> Short problem:
Take each line that has the word "وقال" and return it.
◆ ◆ ◆ ◆ ◆
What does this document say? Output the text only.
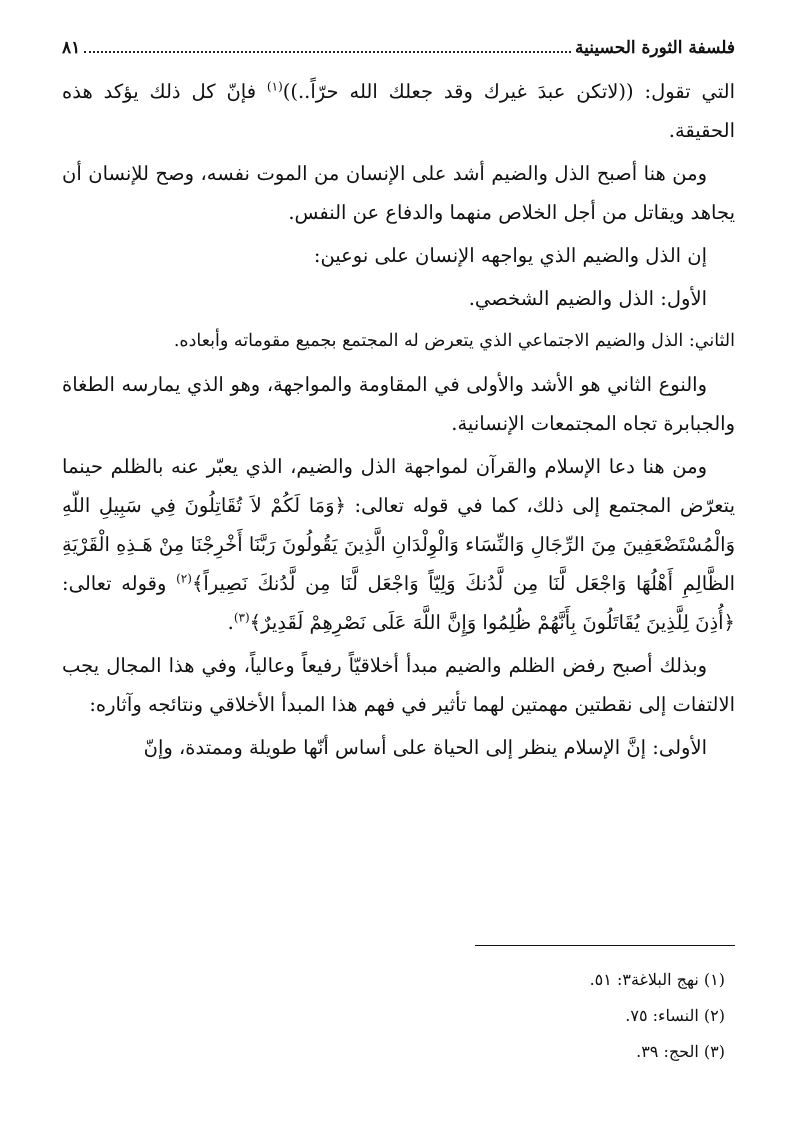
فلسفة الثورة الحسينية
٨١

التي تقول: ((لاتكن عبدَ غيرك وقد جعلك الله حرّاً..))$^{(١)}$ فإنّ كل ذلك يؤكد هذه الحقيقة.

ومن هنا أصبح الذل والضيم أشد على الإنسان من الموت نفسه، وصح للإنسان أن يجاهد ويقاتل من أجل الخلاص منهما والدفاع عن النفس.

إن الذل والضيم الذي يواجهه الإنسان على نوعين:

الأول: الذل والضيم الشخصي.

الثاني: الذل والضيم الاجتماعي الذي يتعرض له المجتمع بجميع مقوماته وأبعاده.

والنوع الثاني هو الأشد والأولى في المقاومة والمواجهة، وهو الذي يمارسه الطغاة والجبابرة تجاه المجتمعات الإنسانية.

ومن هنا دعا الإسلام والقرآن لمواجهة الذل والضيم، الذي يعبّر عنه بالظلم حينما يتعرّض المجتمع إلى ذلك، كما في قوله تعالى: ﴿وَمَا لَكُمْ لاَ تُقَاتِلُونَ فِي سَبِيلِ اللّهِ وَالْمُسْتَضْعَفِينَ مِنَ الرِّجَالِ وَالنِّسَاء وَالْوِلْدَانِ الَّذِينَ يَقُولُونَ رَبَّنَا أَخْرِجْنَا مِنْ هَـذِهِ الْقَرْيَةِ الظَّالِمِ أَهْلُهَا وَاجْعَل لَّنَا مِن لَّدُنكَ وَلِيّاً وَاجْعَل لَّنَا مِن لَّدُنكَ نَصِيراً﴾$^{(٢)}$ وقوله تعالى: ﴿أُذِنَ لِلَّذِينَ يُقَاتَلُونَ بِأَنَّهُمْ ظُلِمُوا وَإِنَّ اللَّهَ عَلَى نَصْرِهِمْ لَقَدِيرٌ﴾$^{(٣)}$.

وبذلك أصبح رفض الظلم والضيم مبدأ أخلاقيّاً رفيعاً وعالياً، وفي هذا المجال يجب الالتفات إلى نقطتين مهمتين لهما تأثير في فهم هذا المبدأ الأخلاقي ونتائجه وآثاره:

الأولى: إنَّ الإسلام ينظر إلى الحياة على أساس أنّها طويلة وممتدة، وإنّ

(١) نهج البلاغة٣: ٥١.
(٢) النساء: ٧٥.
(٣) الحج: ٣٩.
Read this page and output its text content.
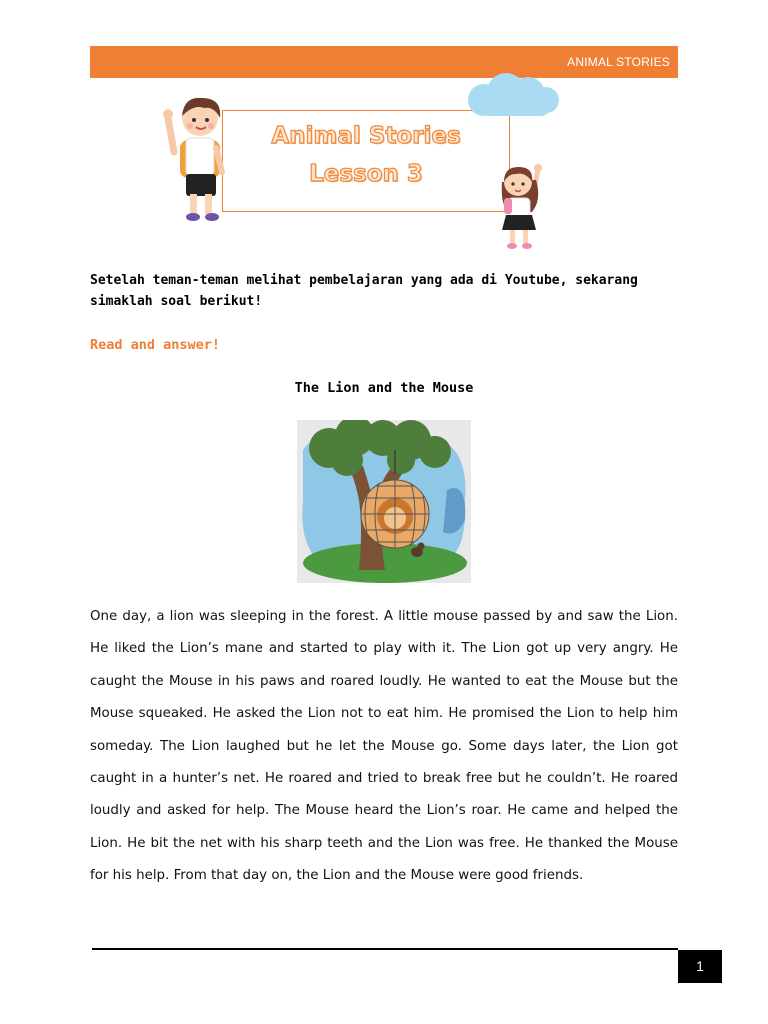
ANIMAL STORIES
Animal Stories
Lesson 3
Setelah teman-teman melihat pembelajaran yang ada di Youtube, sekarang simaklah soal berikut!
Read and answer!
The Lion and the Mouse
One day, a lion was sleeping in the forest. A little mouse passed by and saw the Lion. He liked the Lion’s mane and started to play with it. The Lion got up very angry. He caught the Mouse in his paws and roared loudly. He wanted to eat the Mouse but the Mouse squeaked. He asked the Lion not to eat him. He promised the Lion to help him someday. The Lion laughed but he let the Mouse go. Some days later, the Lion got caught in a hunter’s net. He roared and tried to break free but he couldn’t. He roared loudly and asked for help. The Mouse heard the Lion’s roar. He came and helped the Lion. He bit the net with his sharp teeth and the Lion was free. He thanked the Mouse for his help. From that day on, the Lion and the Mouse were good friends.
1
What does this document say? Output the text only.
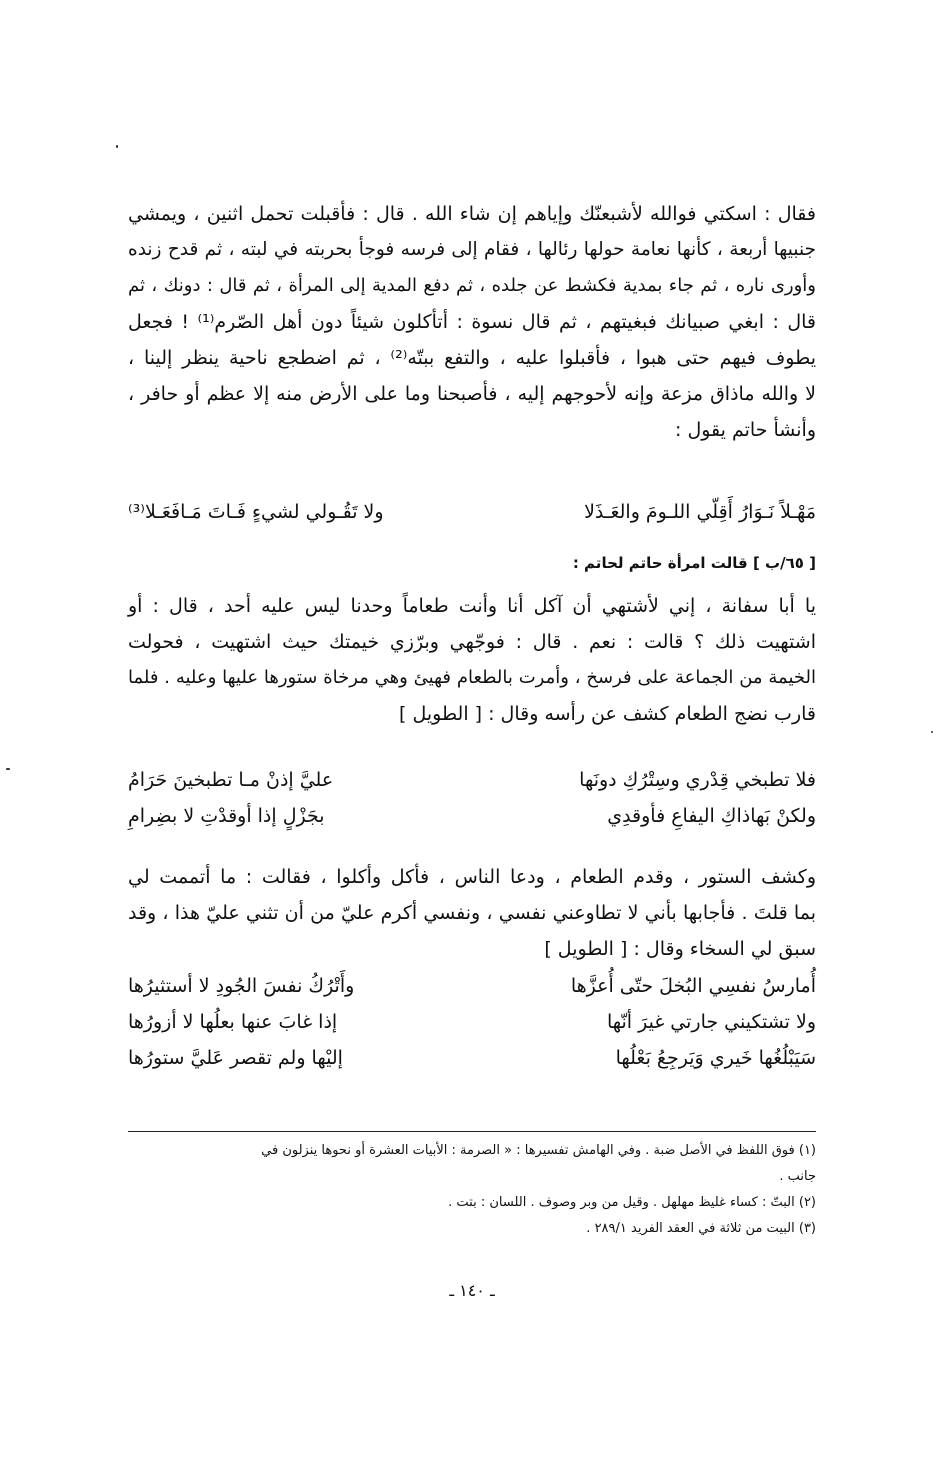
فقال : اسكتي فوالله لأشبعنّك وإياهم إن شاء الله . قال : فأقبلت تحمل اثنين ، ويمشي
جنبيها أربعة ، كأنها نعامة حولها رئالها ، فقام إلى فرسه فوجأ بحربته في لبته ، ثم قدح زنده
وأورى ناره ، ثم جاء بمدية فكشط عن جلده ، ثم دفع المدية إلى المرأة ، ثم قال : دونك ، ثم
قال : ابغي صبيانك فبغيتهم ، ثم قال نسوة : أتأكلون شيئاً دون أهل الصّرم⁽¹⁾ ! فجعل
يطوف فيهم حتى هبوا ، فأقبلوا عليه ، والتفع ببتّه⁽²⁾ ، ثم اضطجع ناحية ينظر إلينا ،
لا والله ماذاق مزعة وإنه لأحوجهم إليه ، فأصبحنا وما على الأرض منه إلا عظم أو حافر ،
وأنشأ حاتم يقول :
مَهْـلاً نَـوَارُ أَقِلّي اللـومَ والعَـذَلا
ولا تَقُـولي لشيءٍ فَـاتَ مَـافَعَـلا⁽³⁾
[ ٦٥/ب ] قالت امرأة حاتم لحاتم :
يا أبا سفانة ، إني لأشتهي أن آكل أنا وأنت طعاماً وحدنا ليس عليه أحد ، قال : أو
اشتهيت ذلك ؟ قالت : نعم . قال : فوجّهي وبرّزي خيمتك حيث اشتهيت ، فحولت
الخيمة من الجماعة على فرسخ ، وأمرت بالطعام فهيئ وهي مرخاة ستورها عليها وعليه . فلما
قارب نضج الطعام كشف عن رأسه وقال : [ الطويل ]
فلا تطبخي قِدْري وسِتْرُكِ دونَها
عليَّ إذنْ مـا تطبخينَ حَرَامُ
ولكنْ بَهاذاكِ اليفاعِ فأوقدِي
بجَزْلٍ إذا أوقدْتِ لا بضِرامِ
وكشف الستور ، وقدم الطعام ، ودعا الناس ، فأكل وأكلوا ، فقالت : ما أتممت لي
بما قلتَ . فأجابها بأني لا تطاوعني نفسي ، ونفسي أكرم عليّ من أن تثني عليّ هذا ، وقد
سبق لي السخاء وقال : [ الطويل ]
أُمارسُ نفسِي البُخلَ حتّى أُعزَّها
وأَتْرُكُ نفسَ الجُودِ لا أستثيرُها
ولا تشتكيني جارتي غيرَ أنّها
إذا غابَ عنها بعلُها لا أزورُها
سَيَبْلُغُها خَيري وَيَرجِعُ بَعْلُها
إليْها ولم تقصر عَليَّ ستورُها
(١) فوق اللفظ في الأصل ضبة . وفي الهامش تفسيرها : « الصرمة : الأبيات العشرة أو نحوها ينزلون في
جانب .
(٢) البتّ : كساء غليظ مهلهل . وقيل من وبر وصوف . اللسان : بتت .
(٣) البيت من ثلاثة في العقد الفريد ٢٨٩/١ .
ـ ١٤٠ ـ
◆ ◆ ◆ ◆ ◆
> The response:
قارب نضج الطعام كشف عن رأسه وقال : [ الطويل ]
سبق لي السخاء وقال : [ الطويل ]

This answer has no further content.